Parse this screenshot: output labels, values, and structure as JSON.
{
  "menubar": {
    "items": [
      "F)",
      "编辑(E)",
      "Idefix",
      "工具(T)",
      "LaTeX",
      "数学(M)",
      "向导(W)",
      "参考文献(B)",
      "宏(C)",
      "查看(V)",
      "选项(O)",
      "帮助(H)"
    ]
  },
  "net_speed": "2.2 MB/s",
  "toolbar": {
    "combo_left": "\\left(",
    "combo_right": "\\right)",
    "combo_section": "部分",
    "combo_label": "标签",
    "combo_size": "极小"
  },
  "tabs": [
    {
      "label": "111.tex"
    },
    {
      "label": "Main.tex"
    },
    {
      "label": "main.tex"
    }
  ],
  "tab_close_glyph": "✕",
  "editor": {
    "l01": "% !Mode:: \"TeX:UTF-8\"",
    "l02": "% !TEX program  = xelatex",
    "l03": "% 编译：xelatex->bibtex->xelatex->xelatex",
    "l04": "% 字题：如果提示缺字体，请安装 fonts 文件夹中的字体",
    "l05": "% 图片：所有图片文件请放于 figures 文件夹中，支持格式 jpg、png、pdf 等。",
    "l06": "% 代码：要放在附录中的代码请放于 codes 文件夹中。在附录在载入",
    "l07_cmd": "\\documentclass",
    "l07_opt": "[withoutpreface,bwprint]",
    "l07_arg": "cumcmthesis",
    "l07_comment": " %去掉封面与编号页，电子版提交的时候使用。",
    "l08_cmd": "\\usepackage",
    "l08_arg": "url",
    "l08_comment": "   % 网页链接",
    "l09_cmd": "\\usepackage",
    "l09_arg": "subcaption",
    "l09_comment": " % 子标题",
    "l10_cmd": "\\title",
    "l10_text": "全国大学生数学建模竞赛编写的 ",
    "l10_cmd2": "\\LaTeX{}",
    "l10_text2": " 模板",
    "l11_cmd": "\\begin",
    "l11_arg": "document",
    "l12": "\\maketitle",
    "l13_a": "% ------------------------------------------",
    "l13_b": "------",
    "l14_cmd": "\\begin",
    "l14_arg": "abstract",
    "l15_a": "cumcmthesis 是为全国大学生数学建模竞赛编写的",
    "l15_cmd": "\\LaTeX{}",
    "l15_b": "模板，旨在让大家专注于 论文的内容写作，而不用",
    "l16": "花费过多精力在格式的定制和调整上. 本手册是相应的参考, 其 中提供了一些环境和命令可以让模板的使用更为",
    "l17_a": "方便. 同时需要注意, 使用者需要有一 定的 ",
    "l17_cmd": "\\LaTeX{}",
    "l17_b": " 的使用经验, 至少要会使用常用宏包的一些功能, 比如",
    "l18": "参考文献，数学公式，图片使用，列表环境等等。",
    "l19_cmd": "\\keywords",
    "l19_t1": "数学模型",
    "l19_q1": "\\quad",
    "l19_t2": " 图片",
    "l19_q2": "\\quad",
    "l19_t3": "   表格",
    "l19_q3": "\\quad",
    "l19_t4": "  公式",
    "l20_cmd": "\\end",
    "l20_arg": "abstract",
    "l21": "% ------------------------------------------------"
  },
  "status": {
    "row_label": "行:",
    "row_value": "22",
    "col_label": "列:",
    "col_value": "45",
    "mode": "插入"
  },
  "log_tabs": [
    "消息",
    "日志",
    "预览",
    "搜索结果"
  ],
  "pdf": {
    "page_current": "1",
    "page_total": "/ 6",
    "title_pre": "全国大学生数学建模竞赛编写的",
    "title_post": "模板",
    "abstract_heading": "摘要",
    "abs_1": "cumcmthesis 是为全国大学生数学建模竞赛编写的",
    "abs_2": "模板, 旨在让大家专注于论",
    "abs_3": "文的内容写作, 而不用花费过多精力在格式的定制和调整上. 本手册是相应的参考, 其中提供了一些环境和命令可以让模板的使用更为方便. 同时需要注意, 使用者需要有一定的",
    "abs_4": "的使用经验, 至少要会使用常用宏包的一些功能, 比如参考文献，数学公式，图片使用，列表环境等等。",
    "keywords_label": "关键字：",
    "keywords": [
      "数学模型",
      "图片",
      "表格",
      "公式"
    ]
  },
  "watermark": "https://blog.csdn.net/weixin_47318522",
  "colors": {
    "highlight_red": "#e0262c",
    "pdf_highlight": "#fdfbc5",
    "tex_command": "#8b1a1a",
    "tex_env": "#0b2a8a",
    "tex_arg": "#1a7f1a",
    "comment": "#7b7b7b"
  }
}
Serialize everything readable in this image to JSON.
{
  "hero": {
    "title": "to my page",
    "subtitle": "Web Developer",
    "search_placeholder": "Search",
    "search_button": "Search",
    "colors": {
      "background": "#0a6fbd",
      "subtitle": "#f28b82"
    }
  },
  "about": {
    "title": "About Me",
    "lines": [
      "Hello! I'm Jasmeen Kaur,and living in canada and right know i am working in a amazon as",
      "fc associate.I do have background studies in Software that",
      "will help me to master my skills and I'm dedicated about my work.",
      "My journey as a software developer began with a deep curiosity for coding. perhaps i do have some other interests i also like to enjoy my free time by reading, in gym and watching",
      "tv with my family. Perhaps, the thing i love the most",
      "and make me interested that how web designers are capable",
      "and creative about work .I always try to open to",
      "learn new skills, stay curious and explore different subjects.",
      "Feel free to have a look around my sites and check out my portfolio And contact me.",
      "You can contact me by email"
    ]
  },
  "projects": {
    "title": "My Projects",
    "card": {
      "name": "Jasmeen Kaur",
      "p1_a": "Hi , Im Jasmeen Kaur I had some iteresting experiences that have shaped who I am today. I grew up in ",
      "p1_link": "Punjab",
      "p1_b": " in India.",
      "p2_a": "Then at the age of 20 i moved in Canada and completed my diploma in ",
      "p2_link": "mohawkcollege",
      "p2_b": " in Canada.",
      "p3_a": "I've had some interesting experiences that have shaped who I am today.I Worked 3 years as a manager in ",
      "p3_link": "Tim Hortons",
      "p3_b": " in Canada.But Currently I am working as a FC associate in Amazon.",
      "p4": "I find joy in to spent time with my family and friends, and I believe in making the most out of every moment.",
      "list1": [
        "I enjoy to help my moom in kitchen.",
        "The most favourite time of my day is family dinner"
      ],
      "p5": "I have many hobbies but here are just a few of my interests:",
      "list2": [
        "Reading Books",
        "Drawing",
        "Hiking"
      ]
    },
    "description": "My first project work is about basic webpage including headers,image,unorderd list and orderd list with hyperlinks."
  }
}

※ ※ ※

What you need to do
Copy the material above back out, exactly as written.

Response
Parse this screenshot: output labels, values, and structure as JSON.
{
  "menubar": {
    "items": [
      "F)",
      "编辑(E)",
      "Idefix",
      "工具(T)",
      "LaTeX",
      "数学(M)",
      "向导(W)",
      "参考文献(B)",
      "宏(C)",
      "查看(V)",
      "选项(O)",
      "帮助(H)"
    ]
  },
  "net_speed": "2.2 MB/s",
  "toolbar": {
    "combo_left": "\\left(",
    "combo_right": "\\right)",
    "combo_section": "部分",
    "combo_label": "标签",
    "combo_size": "极小"
  },
  "tabs": [
    {
      "label": "111.tex"
    },
    {
      "label": "Main.tex"
    },
    {
      "label": "main.tex"
    }
  ],
  "tab_close_glyph": "✕",
  "editor": {
    "l01": "% !Mode:: \"TeX:UTF-8\"",
    "l02": "% !TEX program  = xelatex",
    "l03": "% 编译：xelatex->bibtex->xelatex->xelatex",
    "l04": "% 字题：如果提示缺字体，请安装 fonts 文件夹中的字体",
    "l05": "% 图片：所有图片文件请放于 figures 文件夹中，支持格式 jpg、png、pdf 等。",
    "l06": "% 代码：要放在附录中的代码请放于 codes 文件夹中。在附录在载入",
    "l07_cmd": "\\documentclass",
    "l07_opt": "[withoutpreface,bwprint]",
    "l07_arg": "cumcmthesis",
    "l07_comment": " %去掉封面与编号页，电子版提交的时候使用。",
    "l08_cmd": "\\usepackage",
    "l08_arg": "url",
    "l08_comment": "   % 网页链接",
    "l09_cmd": "\\usepackage",
    "l09_arg": "subcaption",
    "l09_comment": " % 子标题",
    "l10_cmd": "\\title",
    "l10_text": "全国大学生数学建模竞赛编写的 ",
    "l10_cmd2": "\\LaTeX{}",
    "l10_text2": " 模板",
    "l11_cmd": "\\begin",
    "l11_arg": "document",
    "l12": "\\maketitle",
    "l13_a": "% ------------------------------------------",
    "l13_b": "------",
    "l14_cmd": "\\begin",
    "l14_arg": "abstract",
    "l15_a": "cumcmthesis 是为全国大学生数学建模竞赛编写的",
    "l15_cmd": "\\LaTeX{}",
    "l15_b": "模板，旨在让大家专注于 论文的内容写作，而不用",
    "l16": "花费过多精力在格式的定制和调整上. 本手册是相应的参考, 其 中提供了一些环境和命令可以让模板的使用更为",
    "l17_a": "方便. 同时需要注意, 使用者需要有一 定的 ",
    "l17_cmd": "\\LaTeX{}",
    "l17_b": " 的使用经验, 至少要会使用常用宏包的一些功能, 比如",
    "l18": "参考文献，数学公式，图片使用，列表环境等等。",
    "l19_cmd": "\\keywords",
    "l19_t1": "数学模型",
    "l19_q1": "\\quad",
    "l19_t2": " 图片",
    "l19_q2": "\\quad",
    "l19_t3": "   表格",
    "l19_q3": "\\quad",
    "l19_t4": "  公式",
    "l20_cmd": "\\end",
    "l20_arg": "abstract",
    "l21": "% ------------------------------------------------"
  },
  "status": {
    "row_label": "行:",
    "row_value": "22",
    "col_label": "列:",
    "col_value": "45",
    "mode": "插入"
  },
  "log_tabs": [
    "消息",
    "日志",
    "预览",
    "搜索结果"
  ],
  "pdf": {
    "page_current": "1",
    "page_total": "/ 6",
    "title_pre": "全国大学生数学建模竞赛编写的",
    "title_post": "模板",
    "abstract_heading": "摘要",
    "abs_1": "cumcmthesis 是为全国大学生数学建模竞赛编写的",
    "abs_2": "模板, 旨在让大家专注于论",
    "abs_3": "文的内容写作, 而不用花费过多精力在格式的定制和调整上. 本手册是相应的参考, 其中提供了一些环境和命令可以让模板的使用更为方便. 同时需要注意, 使用者需要有一定的",
    "abs_4": "的使用经验, 至少要会使用常用宏包的一些功能, 比如参考文献，数学公式，图片使用，列表环境等等。",
    "keywords_label": "关键字：",
    "keywords": [
      "数学模型",
      "图片",
      "表格",
      "公式"
    ]
  },
  "watermark": "https://blog.csdn.net/weixin_47318522",
  "colors": {
    "highlight_red": "#e0262c",
    "pdf_highlight": "#fdfbc5",
    "tex_command": "#8b1a1a",
    "tex_env": "#0b2a8a",
    "tex_arg": "#1a7f1a",
    "comment": "#7b7b7b"
  }
}
Serialize everything readable in this image to JSON.
{
  "hero": {
    "title": "to my page",
    "subtitle": "Web Developer",
    "search_placeholder": "Search",
    "search_button": "Search",
    "colors": {
      "background": "#0a6fbd",
      "subtitle": "#f28b82"
    }
  },
  "about": {
    "title": "About Me",
    "lines": [
      "Hello! I'm Jasmeen Kaur,and living in canada and right know i am working in a amazon as",
      "fc associate.I do have background studies in Software that",
      "will help me to master my skills and I'm dedicated about my work.",
      "My journey as a software developer began with a deep curiosity for coding. perhaps i do have some other interests i also like to enjoy my free time by reading, in gym and watching",
      "tv with my family. Perhaps, the thing i love the most",
      "and make me interested that how web designers are capable",
      "and creative about work .I always try to open to",
      "learn new skills, stay curious and explore different subjects.",
      "Feel free to have a look around my sites and check out my portfolio And contact me.",
      "You can contact me by email"
    ]
  },
  "projects": {
    "title": "My Projects",
    "card": {
      "name": "Jasmeen Kaur",
      "p1_a": "Hi , Im Jasmeen Kaur I had some iteresting experiences that have shaped who I am today. I grew up in ",
      "p1_link": "Punjab",
      "p1_b": " in India.",
      "p2_a": "Then at the age of 20 i moved in Canada and completed my diploma in ",
      "p2_link": "mohawkcollege",
      "p2_b": " in Canada.",
      "p3_a": "I've had some interesting experiences that have shaped who I am today.I Worked 3 years as a manager in ",
      "p3_link": "Tim Hortons",
      "p3_b": " in Canada.But Currently I am working as a FC associate in Amazon.",
      "p4": "I find joy in to spent time with my family and friends, and I believe in making the most out of every moment.",
      "list1": [
        "I enjoy to help my moom in kitchen.",
        "The most favourite time of my day is family dinner"
      ],
      "p5": "I have many hobbies but here are just a few of my interests:",
      "list2": [
        "Reading Books",
        "Drawing",
        "Hiking"
      ]
    },
    "description": "My first project work is about basic webpage including headers,image,unorderd list and orderd list with hyperlinks."
  }
}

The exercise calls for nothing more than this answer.